● **ASSIGNED TASK**
Give back the whole listing exactly as shown.

•••

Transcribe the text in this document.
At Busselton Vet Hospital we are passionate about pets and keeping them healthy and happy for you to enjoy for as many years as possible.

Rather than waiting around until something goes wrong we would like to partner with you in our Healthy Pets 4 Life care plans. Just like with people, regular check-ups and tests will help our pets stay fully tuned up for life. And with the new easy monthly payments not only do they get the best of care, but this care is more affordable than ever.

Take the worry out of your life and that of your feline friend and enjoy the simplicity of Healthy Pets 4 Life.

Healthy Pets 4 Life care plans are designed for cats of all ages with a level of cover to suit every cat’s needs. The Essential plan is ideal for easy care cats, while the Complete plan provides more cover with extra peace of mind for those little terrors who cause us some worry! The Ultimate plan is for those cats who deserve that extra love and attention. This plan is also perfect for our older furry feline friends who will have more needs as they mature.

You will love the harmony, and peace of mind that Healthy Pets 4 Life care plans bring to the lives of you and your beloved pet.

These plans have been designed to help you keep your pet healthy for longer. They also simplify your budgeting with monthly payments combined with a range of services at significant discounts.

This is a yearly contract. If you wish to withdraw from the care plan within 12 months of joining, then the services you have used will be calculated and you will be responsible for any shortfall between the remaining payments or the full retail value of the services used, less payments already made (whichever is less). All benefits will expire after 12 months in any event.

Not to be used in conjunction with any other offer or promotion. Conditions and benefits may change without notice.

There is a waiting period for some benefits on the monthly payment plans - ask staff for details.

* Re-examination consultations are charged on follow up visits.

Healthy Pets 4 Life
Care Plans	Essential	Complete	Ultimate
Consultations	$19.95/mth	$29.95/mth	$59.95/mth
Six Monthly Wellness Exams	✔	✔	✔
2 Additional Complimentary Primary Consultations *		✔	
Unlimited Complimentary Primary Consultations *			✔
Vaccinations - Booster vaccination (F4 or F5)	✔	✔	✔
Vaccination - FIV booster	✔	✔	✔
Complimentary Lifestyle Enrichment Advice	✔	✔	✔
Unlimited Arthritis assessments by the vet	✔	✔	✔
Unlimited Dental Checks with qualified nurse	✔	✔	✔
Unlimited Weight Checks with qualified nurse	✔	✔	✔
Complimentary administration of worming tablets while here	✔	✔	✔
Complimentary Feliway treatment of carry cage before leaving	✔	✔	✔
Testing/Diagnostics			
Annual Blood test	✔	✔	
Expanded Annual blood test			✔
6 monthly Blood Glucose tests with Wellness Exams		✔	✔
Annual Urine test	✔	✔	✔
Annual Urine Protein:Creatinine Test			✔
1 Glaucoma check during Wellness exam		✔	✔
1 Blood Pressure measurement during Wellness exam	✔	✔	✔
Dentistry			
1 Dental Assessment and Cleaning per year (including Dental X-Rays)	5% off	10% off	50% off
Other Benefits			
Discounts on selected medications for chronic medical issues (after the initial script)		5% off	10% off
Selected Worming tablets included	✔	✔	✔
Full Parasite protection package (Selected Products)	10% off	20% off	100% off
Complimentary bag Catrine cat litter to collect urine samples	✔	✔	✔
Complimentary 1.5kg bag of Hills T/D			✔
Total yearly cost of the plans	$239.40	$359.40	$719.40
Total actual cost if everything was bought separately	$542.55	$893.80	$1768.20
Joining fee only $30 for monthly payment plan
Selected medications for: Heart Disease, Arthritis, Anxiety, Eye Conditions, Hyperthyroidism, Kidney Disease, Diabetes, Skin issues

•••

● **SOLUTION**
Transcribe the text in this document.
At Busselton Vet Hospital we are passionate about pets and keeping them healthy and happy for you to enjoy for as many years as possible.

Rather than waiting around until something goes wrong we would like to partner with you in our Healthy Pets 4 Life care plans. Just like with people, regular check-ups and tests will help our pets stay fully tuned up for life. And with the new easy monthly payments not only do they get the best of care, but this care is more affordable than ever.

Take the worry out of your life and that of your feline friend and enjoy the simplicity of Healthy Pets 4 Life.

Healthy Pets 4 Life care plans are designed for cats of all ages with a level of cover to suit every cat’s needs. The Essential plan is ideal for easy care cats, while the Complete plan provides more cover with extra peace of mind for those little terrors who cause us some worry! The Ultimate plan is for those cats who deserve that extra love and attention. This plan is also perfect for our older furry feline friends who will have more needs as they mature.

You will love the harmony, and peace of mind that Healthy Pets 4 Life care plans bring to the lives of you and your beloved pet.

These plans have been designed to help you keep your pet healthy for longer. They also simplify your budgeting with monthly payments combined with a range of services at significant discounts.

This is a yearly contract. If you wish to withdraw from the care plan within 12 months of joining, then the services you have used will be calculated and you will be responsible for any shortfall between the remaining payments or the full retail value of the services used, less payments already made (whichever is less). All benefits will expire after 12 months in any event.

Not to be used in conjunction with any other offer or promotion. Conditions and benefits may change without notice.

There is a waiting period for some benefits on the monthly payment plans - ask staff for details.

* Re-examination consultations are charged on follow up visits.

Healthy Pets 4 Life
Care Plans	Essential	Complete	Ultimate
Consultations	$19.95/mth	$29.95/mth	$59.95/mth
Six Monthly Wellness Exams	✔	✔	✔
2 Additional Complimentary Primary Consultations *		✔	
Unlimited Complimentary Primary Consultations *			✔
Vaccinations - Booster vaccination (F4 or F5)	✔	✔	✔
Vaccination - FIV booster	✔	✔	✔
Complimentary Lifestyle Enrichment Advice	✔	✔	✔
Unlimited Arthritis assessments by the vet	✔	✔	✔
Unlimited Dental Checks with qualified nurse	✔	✔	✔
Unlimited Weight Checks with qualified nurse	✔	✔	✔
Complimentary administration of worming tablets while here	✔	✔	✔
Complimentary Feliway treatment of carry cage before leaving	✔	✔	✔
Testing/Diagnostics			
Annual Blood test	✔	✔	
Expanded Annual blood test			✔
6 monthly Blood Glucose tests with Wellness Exams		✔	✔
Annual Urine test	✔	✔	✔
Annual Urine Protein:Creatinine Test			✔
1 Glaucoma check during Wellness exam		✔	✔
1 Blood Pressure measurement during Wellness exam	✔	✔	✔
Dentistry			
1 Dental Assessment and Cleaning per year (including Dental X-Rays)	5% off	10% off	50% off
Other Benefits			
Discounts on selected medications for chronic medical issues (after the initial script)		5% off	10% off
Selected Worming tablets included	✔	✔	✔
Full Parasite protection package (Selected Products)	10% off	20% off	100% off
Complimentary bag Catrine cat litter to collect urine samples	✔	✔	✔
Complimentary 1.5kg bag of Hills T/D			✔
Total yearly cost of the plans	$239.40	$359.40	$719.40
Total actual cost if everything was bought separately	$542.55	$893.80	$1768.20
Joining fee only $30 for monthly payment plan
Selected medications for: Heart Disease, Arthritis, Anxiety, Eye Conditions, Hyperthyroidism, Kidney Disease, Diabetes, Skin issues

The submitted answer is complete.